═══ Document passage ═══

Mandatory ultrasound is intended to convince pregnant women to take a pro-life view of abortion—and to accept that from the moment of conception, a fetus is the moral equivalent of a child. This is accomplished not only through the images of the sonograms but through the experience itself. Ultrasounds are an ordinary step in pre-natal care, but in the case of a woman who is seeking an abortion, the effect of a mandatory ultrasound is to force her to participate physically in what has become a rite of full-term pregnancy. The screening thrusts them into the social category of pregnant women, however brief they intend that status to be.
Moreover, there is something both invasive and unjust in requiring women to display their innards in the state’s effort to make its case against abortion. The process is an intrusion into a woman’s bodily privacy. She must lie down, partially disrobe, expose her abdomen, and be stroked with a scanning wand. The Oklahoma statute requires the doctor to use whatever sort of transducer (wand) that will produce the clearest image: either a tummy wand or, as the statute specifies, the newer vaginal probe for the very earliest states of pregnancy (when there is almost nothing to see).
All of this is framed by a new conception of informed consent—one that insists that a woman must look her fetus in the eye before she can truly grasp the significance of an abortion. The premise is that absent fetal imagery, pregnant women won’t take abortion seriously. But women understand very well what an abortion is. They know that by virtue of having an abortion, they will not have a baby. Women also understand what having and raising a baby entails. Consider that 60 percent of the million or so women who have abortions in the United States each year are already mothers.
Mandatory ultrasound isn’t really about improving the quality of consent. Almost everyone already knows what an embryo or a fetus looks like without having to be scanned and given pictures, and signing a statement about their unborn child. States already require women to look at brochures detailing fetal development.

═══ Recorded data ═══

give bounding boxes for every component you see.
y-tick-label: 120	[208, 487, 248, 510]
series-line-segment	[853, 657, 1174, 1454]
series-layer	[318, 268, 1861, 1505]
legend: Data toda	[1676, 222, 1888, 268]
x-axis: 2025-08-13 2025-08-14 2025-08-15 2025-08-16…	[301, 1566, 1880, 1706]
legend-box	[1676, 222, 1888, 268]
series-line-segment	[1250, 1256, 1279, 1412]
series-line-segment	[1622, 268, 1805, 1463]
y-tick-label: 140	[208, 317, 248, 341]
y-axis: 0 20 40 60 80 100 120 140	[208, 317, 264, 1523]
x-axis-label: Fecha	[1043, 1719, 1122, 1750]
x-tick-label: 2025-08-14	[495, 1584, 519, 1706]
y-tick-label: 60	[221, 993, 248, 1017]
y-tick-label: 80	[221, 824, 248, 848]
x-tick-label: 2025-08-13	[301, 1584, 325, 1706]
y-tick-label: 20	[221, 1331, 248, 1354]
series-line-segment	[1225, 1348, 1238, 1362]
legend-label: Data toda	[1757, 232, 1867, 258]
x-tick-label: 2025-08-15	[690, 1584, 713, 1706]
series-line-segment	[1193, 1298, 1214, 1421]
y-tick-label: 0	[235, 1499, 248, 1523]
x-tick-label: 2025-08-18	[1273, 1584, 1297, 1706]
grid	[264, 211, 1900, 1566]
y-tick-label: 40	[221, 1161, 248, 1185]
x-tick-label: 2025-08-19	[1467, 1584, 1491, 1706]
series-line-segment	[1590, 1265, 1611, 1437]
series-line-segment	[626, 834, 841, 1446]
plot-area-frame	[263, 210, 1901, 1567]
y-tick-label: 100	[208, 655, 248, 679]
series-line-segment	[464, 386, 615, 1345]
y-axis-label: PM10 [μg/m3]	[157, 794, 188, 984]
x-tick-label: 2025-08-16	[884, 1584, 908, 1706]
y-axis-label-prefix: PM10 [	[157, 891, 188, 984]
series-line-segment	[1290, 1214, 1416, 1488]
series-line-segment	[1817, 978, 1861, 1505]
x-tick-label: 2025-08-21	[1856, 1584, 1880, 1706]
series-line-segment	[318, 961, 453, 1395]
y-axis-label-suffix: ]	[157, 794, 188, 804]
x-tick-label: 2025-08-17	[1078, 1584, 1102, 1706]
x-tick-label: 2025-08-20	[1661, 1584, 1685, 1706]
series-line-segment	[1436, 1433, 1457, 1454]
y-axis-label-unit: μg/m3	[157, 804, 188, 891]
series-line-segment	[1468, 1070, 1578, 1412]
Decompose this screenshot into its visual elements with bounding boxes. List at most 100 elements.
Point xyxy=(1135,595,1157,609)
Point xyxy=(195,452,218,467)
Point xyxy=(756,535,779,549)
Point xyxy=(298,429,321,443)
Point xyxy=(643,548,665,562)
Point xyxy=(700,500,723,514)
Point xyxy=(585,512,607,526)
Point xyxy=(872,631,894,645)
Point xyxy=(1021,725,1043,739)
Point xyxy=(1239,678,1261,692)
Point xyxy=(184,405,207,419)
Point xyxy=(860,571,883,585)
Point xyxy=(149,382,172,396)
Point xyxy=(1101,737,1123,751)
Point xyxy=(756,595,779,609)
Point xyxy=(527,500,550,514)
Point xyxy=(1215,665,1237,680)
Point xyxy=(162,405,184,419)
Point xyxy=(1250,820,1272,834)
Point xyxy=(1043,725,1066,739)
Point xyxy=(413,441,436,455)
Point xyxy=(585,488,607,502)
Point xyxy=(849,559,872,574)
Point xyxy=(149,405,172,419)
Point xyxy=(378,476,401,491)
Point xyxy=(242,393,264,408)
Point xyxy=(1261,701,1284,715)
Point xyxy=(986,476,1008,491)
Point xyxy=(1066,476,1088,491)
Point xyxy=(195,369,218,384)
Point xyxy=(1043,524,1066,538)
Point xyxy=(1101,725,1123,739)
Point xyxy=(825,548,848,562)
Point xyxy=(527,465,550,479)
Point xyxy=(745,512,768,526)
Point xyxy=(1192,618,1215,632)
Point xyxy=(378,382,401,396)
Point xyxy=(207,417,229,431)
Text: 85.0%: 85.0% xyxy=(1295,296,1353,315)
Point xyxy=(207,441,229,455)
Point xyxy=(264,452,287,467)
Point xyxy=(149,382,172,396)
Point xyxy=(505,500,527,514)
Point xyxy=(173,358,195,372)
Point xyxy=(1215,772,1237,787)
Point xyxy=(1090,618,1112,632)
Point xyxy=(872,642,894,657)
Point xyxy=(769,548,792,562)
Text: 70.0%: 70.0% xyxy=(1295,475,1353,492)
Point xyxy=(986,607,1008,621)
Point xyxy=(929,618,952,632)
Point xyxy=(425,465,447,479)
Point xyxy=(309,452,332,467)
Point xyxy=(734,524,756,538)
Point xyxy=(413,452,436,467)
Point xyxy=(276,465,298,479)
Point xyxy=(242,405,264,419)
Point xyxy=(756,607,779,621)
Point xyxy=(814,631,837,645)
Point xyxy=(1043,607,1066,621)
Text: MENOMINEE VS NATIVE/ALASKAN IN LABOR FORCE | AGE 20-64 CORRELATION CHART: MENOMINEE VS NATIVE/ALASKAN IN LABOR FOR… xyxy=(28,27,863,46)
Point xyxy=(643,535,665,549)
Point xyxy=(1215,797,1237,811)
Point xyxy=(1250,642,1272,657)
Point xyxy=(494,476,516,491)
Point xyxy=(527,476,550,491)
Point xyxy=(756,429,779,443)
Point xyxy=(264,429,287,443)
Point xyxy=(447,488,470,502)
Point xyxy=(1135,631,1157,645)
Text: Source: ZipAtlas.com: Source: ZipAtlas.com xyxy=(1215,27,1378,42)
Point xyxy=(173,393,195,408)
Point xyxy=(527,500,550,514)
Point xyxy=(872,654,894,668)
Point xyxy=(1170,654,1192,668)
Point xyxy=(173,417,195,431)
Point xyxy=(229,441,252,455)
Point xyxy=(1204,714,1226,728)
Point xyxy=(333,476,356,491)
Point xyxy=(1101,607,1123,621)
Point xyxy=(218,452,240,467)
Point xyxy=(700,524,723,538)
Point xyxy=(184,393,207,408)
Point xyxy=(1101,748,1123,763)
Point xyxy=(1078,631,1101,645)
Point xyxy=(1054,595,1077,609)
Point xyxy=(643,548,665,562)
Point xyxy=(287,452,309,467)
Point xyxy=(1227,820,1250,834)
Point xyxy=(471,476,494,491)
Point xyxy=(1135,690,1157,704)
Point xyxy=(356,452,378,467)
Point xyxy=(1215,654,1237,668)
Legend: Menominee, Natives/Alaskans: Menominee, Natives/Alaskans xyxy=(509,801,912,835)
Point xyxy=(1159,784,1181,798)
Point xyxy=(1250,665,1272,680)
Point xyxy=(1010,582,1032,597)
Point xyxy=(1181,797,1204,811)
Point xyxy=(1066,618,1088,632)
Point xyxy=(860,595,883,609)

═══

» Check your understanding:
1) In the passage on mandatory ultrasound, what share of the women who have abortions in the United States each year are already mothers?
2) Write the next part of the passage on mandatory ultrasound, starting after its last sentence.

» Your written answers:
1) 60 percent

2)
So what is going on? Mandatory ultrasound combines a visual politics with visual technology in a legislative attempt to encourage women to choose against abortion. The statutes cleverly and cruelly capitalize on the socialized meaning of fetal imagery. But requiring a pregnant woman to undergo ultrasound blurs medically informed consent with what we might think of as morally informed consent, that realm of personal considerations that are women’s alone to array and assess. Of course, a woman may choose to look at an ultrasound before deciding about abortion. But deploying the image of her own fetus as a matter of law intrudes too deeply into the decision-making process.
Mandatory ultrasound is about punishing women who take motherhood seriously but who differ from pro-life legislators in their understanding of just what that means. By insisting that women take a particular and literal view of fetal existence, the legislation attempts to ensure that women who abort will feel as guilty as possible. In short, the statutes are about making abortion harder for women by imposing the view that abortion is murder.
Carol Sanger is the Barbara Aronstein Black Professor of Law at Columbia Law School.